## Start
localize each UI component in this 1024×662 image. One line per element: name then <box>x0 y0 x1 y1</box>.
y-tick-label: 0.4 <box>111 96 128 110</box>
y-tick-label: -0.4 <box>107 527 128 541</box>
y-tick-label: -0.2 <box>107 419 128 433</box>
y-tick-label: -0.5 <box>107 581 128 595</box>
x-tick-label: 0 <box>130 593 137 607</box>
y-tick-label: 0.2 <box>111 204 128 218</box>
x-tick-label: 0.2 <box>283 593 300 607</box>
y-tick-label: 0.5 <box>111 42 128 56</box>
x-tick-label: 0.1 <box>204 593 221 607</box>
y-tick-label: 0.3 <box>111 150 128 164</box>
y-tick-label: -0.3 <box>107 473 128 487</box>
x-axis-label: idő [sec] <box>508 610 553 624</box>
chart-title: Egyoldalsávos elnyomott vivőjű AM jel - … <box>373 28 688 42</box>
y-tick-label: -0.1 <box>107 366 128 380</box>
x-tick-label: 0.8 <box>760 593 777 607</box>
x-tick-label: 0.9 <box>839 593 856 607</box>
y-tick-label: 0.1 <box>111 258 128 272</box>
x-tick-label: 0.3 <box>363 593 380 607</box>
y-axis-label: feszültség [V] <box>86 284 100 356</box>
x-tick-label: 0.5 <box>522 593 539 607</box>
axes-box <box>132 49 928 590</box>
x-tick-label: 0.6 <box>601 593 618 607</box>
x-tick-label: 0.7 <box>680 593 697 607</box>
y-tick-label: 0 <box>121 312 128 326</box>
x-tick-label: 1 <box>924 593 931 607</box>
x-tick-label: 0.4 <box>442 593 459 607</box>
## End
Aim.
Copy every line of the data above verbatim, with nothing added or left out.

Solved problem.
localize each UI component in this 1024×662 image. One line per element: name then <box>x0 y0 x1 y1</box>.
y-tick-label: 0.4 <box>111 96 128 110</box>
y-tick-label: -0.4 <box>107 527 128 541</box>
y-tick-label: -0.2 <box>107 419 128 433</box>
y-tick-label: -0.5 <box>107 581 128 595</box>
x-tick-label: 0 <box>130 593 137 607</box>
y-tick-label: 0.2 <box>111 204 128 218</box>
x-tick-label: 0.2 <box>283 593 300 607</box>
y-tick-label: 0.5 <box>111 42 128 56</box>
x-tick-label: 0.1 <box>204 593 221 607</box>
y-tick-label: 0.3 <box>111 150 128 164</box>
y-tick-label: -0.3 <box>107 473 128 487</box>
x-axis-label: idő [sec] <box>508 610 553 624</box>
chart-title: Egyoldalsávos elnyomott vivőjű AM jel - … <box>373 28 688 42</box>
y-tick-label: -0.1 <box>107 366 128 380</box>
x-tick-label: 0.8 <box>760 593 777 607</box>
x-tick-label: 0.9 <box>839 593 856 607</box>
y-tick-label: 0.1 <box>111 258 128 272</box>
x-tick-label: 0.3 <box>363 593 380 607</box>
y-axis-label: feszültség [V] <box>86 284 100 356</box>
x-tick-label: 0.5 <box>522 593 539 607</box>
axes-box <box>132 49 928 590</box>
x-tick-label: 0.6 <box>601 593 618 607</box>
x-tick-label: 0.7 <box>680 593 697 607</box>
y-tick-label: 0 <box>121 312 128 326</box>
x-tick-label: 1 <box>924 593 931 607</box>
x-tick-label: 0.4 <box>442 593 459 607</box>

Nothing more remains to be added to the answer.